Dataset items
□ □ □ □ □

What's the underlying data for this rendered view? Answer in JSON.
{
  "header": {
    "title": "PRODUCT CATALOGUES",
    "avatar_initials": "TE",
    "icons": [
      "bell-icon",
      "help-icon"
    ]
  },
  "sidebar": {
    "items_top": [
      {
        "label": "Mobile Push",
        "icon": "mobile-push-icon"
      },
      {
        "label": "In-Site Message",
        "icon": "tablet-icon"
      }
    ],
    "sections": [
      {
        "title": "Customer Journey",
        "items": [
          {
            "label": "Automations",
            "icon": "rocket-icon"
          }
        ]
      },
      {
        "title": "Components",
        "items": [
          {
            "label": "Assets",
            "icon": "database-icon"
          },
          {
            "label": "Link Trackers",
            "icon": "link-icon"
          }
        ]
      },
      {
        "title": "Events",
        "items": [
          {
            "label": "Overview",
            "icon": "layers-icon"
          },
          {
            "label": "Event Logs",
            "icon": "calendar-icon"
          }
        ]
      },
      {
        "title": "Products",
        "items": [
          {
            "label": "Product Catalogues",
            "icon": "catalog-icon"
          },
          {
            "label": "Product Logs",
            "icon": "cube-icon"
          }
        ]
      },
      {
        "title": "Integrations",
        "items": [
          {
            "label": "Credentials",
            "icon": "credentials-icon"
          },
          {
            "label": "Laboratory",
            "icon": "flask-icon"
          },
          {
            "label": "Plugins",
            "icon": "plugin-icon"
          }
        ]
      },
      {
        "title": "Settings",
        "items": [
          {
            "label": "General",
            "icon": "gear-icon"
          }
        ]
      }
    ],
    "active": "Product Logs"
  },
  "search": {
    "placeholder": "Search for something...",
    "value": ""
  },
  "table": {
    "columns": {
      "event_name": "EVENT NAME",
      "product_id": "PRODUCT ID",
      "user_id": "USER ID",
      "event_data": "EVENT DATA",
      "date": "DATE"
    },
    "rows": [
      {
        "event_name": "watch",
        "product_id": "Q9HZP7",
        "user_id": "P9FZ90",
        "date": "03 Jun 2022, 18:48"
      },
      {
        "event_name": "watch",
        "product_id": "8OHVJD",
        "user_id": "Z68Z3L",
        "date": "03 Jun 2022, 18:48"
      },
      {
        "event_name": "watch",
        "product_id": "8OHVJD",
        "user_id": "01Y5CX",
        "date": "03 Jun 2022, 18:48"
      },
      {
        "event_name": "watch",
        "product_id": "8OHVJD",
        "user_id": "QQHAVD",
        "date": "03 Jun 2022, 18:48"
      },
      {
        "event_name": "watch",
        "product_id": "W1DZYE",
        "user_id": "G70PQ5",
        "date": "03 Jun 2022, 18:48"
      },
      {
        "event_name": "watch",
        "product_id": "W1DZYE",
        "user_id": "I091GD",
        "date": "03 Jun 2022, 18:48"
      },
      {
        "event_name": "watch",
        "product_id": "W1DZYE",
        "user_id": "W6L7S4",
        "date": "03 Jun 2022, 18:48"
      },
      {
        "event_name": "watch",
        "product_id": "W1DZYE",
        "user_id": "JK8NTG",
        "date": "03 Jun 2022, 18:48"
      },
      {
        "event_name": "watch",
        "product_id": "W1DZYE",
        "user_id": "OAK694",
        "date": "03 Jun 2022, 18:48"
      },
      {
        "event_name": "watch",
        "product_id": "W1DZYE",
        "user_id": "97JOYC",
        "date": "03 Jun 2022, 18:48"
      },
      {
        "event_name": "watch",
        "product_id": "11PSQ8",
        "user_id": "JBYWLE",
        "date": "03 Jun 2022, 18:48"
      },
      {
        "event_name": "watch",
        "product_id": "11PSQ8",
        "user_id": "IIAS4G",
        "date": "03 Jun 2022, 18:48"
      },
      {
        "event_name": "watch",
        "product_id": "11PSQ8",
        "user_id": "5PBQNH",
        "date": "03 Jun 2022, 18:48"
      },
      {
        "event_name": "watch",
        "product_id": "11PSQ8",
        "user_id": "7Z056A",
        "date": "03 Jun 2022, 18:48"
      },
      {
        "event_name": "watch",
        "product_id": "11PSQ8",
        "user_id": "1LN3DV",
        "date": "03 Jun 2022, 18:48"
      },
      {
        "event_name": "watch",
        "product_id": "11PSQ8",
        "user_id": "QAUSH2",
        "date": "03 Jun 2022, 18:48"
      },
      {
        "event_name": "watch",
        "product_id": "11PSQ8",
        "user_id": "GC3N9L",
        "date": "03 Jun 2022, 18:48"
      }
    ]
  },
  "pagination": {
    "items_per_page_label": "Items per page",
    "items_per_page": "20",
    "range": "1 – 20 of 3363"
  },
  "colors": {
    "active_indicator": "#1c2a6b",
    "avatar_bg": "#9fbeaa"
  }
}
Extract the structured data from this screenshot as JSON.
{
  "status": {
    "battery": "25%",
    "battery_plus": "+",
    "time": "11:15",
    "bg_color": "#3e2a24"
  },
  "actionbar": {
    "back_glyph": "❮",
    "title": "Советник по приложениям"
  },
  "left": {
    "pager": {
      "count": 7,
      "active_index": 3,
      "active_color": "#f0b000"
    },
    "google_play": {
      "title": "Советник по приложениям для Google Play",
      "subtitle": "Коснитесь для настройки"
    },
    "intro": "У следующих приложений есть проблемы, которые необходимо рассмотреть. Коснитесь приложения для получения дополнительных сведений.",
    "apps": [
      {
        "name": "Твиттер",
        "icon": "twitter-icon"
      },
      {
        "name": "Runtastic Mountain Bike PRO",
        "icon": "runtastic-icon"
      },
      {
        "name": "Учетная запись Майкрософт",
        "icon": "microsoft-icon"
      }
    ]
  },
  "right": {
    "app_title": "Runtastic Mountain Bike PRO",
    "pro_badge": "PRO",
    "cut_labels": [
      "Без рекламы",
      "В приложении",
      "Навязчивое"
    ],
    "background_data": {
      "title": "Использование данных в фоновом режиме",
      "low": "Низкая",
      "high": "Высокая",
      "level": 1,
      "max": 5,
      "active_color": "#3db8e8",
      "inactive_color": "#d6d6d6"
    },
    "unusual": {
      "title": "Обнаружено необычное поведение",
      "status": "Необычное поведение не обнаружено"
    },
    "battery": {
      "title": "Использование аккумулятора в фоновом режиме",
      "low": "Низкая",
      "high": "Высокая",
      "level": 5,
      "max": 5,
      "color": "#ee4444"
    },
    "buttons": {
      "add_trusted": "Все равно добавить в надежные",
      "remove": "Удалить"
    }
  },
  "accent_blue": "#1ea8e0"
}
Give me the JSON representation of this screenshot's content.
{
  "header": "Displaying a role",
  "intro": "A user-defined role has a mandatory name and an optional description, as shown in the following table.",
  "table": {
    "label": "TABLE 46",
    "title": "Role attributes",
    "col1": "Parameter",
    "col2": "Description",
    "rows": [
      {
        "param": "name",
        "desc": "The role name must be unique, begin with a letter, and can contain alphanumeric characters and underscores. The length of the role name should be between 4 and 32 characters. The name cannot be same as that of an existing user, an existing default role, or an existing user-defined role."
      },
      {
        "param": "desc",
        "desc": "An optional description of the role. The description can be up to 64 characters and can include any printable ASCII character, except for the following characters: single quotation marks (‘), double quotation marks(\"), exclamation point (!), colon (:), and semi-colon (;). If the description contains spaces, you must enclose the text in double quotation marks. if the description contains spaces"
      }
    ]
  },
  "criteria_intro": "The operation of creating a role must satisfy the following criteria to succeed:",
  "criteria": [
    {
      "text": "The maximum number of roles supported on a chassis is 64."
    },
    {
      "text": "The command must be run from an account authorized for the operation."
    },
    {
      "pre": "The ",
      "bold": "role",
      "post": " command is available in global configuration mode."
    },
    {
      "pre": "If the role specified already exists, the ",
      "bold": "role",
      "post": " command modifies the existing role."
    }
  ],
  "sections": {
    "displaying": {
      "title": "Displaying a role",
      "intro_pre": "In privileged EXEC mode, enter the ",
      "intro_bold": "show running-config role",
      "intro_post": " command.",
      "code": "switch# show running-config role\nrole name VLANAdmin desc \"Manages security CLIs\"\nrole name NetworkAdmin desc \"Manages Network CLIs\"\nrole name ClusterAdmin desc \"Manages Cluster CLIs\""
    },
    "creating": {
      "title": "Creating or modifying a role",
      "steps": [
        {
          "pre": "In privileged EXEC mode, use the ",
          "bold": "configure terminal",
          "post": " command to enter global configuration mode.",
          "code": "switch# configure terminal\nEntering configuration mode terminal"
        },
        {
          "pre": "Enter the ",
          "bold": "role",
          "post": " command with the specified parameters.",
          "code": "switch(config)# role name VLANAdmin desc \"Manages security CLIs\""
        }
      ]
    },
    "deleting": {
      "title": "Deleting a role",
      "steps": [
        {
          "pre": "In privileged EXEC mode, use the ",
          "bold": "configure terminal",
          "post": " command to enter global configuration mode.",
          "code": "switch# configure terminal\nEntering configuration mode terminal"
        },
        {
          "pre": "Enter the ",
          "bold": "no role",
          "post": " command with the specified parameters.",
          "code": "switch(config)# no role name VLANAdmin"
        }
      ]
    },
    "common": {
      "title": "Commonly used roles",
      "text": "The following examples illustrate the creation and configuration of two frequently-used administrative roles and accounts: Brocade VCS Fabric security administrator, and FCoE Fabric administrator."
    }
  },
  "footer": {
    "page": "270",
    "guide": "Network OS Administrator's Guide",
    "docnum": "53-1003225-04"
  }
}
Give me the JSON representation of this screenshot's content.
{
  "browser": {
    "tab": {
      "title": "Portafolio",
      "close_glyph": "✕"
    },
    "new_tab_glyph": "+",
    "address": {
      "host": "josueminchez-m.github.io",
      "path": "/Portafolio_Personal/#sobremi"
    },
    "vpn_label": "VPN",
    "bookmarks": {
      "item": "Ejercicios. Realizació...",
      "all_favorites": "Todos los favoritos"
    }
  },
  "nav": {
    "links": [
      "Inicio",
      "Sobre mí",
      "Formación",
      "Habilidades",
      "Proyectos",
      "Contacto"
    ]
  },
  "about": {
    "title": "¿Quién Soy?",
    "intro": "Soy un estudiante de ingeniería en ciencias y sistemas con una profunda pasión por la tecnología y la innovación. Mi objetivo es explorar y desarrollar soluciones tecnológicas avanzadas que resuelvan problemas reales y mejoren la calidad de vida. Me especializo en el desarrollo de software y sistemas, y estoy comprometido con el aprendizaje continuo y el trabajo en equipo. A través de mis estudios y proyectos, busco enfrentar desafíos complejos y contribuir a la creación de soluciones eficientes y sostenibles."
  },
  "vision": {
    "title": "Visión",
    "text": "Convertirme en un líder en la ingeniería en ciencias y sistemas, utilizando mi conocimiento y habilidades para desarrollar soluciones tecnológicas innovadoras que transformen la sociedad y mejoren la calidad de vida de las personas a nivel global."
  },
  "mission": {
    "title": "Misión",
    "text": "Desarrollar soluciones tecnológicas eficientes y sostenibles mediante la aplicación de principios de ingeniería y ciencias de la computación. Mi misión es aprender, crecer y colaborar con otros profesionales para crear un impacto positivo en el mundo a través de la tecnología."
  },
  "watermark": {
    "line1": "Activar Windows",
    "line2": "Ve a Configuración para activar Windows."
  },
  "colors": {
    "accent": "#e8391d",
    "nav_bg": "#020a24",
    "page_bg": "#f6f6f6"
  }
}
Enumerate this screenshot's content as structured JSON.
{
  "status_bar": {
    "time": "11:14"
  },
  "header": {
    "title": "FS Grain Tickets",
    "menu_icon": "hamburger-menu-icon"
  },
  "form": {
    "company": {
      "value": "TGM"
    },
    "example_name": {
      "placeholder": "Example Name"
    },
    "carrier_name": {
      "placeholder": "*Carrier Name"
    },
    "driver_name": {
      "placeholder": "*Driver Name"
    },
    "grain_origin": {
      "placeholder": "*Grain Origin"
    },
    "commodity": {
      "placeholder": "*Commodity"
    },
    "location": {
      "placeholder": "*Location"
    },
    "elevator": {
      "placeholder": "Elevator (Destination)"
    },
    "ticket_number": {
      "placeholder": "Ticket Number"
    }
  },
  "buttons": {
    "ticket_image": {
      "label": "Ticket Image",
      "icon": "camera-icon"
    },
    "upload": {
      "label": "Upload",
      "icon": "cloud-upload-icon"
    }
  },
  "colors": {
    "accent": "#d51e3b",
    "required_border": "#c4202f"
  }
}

□ □ □ □ □

▶ **WHAT THIS TASK INVOLVES**
Lines from the records above that hold "operation" are the ones to list.

▶ **ANSWER**
  "criteria_intro": "The operation of creating a role must satisfy the following criteria to succeed:",
      "text": "The command must be run from an account authorized for the operation."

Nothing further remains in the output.